-- BEGIN RECORDED INFORMATION --

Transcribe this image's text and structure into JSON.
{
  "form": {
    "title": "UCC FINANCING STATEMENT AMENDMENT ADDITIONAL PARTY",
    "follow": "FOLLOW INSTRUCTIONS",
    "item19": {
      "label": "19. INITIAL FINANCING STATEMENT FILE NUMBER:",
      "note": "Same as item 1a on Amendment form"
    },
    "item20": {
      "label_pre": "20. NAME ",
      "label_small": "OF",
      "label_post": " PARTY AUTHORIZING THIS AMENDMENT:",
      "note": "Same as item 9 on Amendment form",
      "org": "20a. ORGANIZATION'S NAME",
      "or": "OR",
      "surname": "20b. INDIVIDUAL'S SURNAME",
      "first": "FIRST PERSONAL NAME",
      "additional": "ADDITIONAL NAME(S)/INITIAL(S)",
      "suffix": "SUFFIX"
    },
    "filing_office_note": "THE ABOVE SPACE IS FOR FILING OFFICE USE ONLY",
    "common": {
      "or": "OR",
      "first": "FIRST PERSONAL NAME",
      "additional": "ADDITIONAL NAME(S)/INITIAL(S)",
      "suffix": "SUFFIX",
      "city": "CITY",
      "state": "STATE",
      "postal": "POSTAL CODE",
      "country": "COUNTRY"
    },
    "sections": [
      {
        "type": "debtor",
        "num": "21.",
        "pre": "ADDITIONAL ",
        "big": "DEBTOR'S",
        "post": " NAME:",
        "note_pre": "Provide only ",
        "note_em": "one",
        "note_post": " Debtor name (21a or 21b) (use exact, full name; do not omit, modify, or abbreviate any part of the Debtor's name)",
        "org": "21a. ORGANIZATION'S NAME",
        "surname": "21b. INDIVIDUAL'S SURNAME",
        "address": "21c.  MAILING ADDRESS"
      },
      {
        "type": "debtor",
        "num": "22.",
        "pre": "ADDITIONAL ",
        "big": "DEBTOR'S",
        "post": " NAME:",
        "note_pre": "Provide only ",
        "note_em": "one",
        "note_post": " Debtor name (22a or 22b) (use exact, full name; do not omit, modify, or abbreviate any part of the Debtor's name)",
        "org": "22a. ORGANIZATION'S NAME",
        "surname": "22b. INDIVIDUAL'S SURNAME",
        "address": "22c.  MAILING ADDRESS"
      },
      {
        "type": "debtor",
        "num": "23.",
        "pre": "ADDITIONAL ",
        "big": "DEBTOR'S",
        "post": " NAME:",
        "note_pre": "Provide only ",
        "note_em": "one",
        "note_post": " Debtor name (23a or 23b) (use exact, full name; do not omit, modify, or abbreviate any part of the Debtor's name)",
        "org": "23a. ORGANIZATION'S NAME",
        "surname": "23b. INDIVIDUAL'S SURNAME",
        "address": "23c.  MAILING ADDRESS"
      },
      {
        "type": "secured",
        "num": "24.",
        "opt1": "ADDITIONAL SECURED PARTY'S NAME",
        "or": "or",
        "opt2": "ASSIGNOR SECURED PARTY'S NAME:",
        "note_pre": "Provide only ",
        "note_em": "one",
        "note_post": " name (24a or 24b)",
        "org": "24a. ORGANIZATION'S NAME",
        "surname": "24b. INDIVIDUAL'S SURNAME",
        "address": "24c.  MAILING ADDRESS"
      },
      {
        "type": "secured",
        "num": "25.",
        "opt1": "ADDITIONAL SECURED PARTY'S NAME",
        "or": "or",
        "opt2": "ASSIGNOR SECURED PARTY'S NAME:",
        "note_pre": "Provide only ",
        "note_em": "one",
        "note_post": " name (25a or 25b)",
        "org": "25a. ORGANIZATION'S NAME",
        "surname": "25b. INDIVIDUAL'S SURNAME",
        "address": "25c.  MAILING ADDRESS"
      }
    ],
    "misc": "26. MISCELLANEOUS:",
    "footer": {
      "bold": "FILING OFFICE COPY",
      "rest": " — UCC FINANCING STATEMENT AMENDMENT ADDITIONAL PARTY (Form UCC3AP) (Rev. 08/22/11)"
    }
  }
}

-- END RECORDED INFORMATION --

Transcribe every entry exactly.

ANSWER TO THIS TASK.
Transcribe this image's text and structure into JSON.
{
  "form": {
    "title": "UCC FINANCING STATEMENT AMENDMENT ADDITIONAL PARTY",
    "follow": "FOLLOW INSTRUCTIONS",
    "item19": {
      "label": "19. INITIAL FINANCING STATEMENT FILE NUMBER:",
      "note": "Same as item 1a on Amendment form"
    },
    "item20": {
      "label_pre": "20. NAME ",
      "label_small": "OF",
      "label_post": " PARTY AUTHORIZING THIS AMENDMENT:",
      "note": "Same as item 9 on Amendment form",
      "org": "20a. ORGANIZATION'S NAME",
      "or": "OR",
      "surname": "20b. INDIVIDUAL'S SURNAME",
      "first": "FIRST PERSONAL NAME",
      "additional": "ADDITIONAL NAME(S)/INITIAL(S)",
      "suffix": "SUFFIX"
    },
    "filing_office_note": "THE ABOVE SPACE IS FOR FILING OFFICE USE ONLY",
    "common": {
      "or": "OR",
      "first": "FIRST PERSONAL NAME",
      "additional": "ADDITIONAL NAME(S)/INITIAL(S)",
      "suffix": "SUFFIX",
      "city": "CITY",
      "state": "STATE",
      "postal": "POSTAL CODE",
      "country": "COUNTRY"
    },
    "sections": [
      {
        "type": "debtor",
        "num": "21.",
        "pre": "ADDITIONAL ",
        "big": "DEBTOR'S",
        "post": " NAME:",
        "note_pre": "Provide only ",
        "note_em": "one",
        "note_post": " Debtor name (21a or 21b) (use exact, full name; do not omit, modify, or abbreviate any part of the Debtor's name)",
        "org": "21a. ORGANIZATION'S NAME",
        "surname": "21b. INDIVIDUAL'S SURNAME",
        "address": "21c.  MAILING ADDRESS"
      },
      {
        "type": "debtor",
        "num": "22.",
        "pre": "ADDITIONAL ",
        "big": "DEBTOR'S",
        "post": " NAME:",
        "note_pre": "Provide only ",
        "note_em": "one",
        "note_post": " Debtor name (22a or 22b) (use exact, full name; do not omit, modify, or abbreviate any part of the Debtor's name)",
        "org": "22a. ORGANIZATION'S NAME",
        "surname": "22b. INDIVIDUAL'S SURNAME",
        "address": "22c.  MAILING ADDRESS"
      },
      {
        "type": "debtor",
        "num": "23.",
        "pre": "ADDITIONAL ",
        "big": "DEBTOR'S",
        "post": " NAME:",
        "note_pre": "Provide only ",
        "note_em": "one",
        "note_post": " Debtor name (23a or 23b) (use exact, full name; do not omit, modify, or abbreviate any part of the Debtor's name)",
        "org": "23a. ORGANIZATION'S NAME",
        "surname": "23b. INDIVIDUAL'S SURNAME",
        "address": "23c.  MAILING ADDRESS"
      },
      {
        "type": "secured",
        "num": "24.",
        "opt1": "ADDITIONAL SECURED PARTY'S NAME",
        "or": "or",
        "opt2": "ASSIGNOR SECURED PARTY'S NAME:",
        "note_pre": "Provide only ",
        "note_em": "one",
        "note_post": " name (24a or 24b)",
        "org": "24a. ORGANIZATION'S NAME",
        "surname": "24b. INDIVIDUAL'S SURNAME",
        "address": "24c.  MAILING ADDRESS"
      },
      {
        "type": "secured",
        "num": "25.",
        "opt1": "ADDITIONAL SECURED PARTY'S NAME",
        "or": "or",
        "opt2": "ASSIGNOR SECURED PARTY'S NAME:",
        "note_pre": "Provide only ",
        "note_em": "one",
        "note_post": " name (25a or 25b)",
        "org": "25a. ORGANIZATION'S NAME",
        "surname": "25b. INDIVIDUAL'S SURNAME",
        "address": "25c.  MAILING ADDRESS"
      }
    ],
    "misc": "26. MISCELLANEOUS:",
    "footer": {
      "bold": "FILING OFFICE COPY",
      "rest": " — UCC FINANCING STATEMENT AMENDMENT ADDITIONAL PARTY (Form UCC3AP) (Rev. 08/22/11)"
    }
  }
}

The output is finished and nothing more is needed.